- _EXCERTO ESCOLHIDO_
Desta forma, pese embora se não questione a validade intrínseca, do conteúdo do acto de homologação e se afaste a possibilidade de, ele próprio, ter sido objecto de crime, a verdade é que o procedimento ao mesmo conducente, os actos preparatórios, os pressupostos e motivos em que o mesmo assentou envolvem inequìvocamente a prática de crime e condicionaram, inexoràvelmente, a decisão tomada e, daí que se veja como correcta e acertada a interpretação efectuada no sentido da verificação, no caso, da nulidade apontada, à luz da al c) do 2 do artº 122º, CPA.

- _A FAZER_
Retome o excerto sobre a nulidade do acto de homologação e continue-o a partir da última frase. Os itens não têm qualquer papel aqui.

- _ITENS FORNECIDOS_
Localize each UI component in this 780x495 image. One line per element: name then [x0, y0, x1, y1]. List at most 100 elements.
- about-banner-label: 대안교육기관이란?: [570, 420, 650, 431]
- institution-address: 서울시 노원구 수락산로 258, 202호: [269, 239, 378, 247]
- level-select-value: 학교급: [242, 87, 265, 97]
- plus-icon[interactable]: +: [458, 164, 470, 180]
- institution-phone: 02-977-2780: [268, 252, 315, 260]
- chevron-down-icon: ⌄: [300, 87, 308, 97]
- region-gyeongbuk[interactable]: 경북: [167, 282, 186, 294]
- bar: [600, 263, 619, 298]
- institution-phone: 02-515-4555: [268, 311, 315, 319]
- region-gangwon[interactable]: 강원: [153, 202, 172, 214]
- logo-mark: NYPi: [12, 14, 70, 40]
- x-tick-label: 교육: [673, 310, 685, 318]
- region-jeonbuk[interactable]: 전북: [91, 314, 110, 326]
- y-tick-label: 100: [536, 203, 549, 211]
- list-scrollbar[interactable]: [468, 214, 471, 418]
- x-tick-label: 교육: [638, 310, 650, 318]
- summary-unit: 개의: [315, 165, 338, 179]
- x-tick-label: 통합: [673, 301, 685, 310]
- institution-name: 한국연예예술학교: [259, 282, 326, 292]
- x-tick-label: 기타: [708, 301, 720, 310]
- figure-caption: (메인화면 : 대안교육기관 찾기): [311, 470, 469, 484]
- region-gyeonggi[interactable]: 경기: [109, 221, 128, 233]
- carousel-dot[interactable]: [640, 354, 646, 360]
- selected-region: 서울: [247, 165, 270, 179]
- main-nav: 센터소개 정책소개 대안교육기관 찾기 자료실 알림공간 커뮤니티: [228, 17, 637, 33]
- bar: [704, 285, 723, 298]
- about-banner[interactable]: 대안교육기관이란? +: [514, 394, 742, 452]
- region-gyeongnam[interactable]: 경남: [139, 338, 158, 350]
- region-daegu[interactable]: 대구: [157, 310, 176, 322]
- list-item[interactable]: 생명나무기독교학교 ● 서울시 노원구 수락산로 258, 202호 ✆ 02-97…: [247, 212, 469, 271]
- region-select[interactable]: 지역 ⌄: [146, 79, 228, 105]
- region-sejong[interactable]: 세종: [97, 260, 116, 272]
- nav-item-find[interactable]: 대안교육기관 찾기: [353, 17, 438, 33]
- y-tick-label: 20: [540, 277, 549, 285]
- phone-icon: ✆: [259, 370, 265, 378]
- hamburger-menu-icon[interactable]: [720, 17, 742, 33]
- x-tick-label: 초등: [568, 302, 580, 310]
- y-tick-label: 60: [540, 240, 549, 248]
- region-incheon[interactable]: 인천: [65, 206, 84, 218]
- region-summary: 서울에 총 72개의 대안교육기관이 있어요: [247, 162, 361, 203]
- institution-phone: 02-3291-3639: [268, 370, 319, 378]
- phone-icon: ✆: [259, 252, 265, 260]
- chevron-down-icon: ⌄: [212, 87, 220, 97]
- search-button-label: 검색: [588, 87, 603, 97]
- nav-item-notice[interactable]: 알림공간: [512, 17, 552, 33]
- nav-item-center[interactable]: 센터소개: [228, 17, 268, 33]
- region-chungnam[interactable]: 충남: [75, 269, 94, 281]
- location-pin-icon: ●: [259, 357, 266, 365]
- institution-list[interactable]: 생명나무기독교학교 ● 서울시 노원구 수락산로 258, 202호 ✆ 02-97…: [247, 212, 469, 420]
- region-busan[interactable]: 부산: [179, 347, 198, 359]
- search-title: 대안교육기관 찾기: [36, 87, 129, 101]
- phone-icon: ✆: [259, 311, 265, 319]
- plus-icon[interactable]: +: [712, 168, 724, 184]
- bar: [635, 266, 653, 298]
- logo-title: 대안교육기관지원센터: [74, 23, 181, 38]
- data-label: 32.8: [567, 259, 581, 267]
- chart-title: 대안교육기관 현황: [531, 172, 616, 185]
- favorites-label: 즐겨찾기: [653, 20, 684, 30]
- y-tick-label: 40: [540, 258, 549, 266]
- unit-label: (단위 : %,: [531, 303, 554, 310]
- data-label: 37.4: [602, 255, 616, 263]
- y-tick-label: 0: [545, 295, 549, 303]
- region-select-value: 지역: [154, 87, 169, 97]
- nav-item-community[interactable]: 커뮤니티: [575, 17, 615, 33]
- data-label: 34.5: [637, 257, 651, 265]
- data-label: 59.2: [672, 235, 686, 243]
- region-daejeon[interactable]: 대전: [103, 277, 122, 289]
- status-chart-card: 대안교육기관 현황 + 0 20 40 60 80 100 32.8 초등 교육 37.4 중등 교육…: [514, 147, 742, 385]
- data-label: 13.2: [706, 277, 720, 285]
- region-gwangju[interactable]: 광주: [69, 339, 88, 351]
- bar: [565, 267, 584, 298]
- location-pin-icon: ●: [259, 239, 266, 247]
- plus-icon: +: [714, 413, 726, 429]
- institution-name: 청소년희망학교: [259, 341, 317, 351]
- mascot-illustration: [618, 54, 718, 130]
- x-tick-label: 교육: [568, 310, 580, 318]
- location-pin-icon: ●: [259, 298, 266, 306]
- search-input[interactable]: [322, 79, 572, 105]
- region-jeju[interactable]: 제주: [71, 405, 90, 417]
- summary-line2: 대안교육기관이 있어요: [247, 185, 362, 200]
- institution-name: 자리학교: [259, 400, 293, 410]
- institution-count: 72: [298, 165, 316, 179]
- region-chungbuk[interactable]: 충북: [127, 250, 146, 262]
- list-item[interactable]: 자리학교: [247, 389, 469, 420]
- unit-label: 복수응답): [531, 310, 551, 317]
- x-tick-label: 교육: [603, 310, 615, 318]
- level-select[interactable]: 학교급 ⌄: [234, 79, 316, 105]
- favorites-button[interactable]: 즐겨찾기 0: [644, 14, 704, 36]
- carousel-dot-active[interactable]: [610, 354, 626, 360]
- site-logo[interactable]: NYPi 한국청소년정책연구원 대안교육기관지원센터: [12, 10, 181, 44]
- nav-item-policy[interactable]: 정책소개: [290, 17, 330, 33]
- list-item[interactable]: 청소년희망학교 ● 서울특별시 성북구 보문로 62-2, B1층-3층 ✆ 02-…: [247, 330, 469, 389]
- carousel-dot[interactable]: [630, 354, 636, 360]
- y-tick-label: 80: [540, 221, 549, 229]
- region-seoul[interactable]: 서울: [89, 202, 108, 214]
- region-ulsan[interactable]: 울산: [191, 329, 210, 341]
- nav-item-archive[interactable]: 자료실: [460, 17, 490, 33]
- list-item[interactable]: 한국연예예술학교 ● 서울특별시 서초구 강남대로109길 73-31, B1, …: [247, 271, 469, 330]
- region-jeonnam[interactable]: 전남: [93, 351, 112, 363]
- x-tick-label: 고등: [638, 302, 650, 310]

- _RESULTADO DA TAREFA_
Finalmente, atentando no conteúdo do acto controvertido, verificar-se-à limitar-se o mesmo à declaração de nulidade de dois anteriores actos, mandando remeter o processo à Comissão de Terras com vista a emitir parecer sobre a nulidade de concessão de um outro terreno, não se descortinando, a qualquer passo, qualquer tipo de decisão sobre a questão da 1ª prestação paga pelos recorrentes, de prémio de seguro, no valor de MOP 25.296.292,00, sendo certo que a alusão a tal matéria na Informação 142/DSODEP/2009 em que foi vertido o acto, se limita a referir que “o assunto será analisado conjuntamente com processo de pedido de indemnização a ser instaurado pelo Governo da RAEM”, não se propondo, pois, sequer, qualquer decisão final sobre que, implìcitamente, possa ter existido confirmação, razão por que à míngua de acto ou parte dele sobre que haja que nos pronunciarmos, nos absteremos de o fazer.
Termos em que, por não ocorrência de qualquer dos vícios assacados, ou de qualquer outro de que cumpra conhecer, somos a pugnar pelo não provimento do presente recurso.”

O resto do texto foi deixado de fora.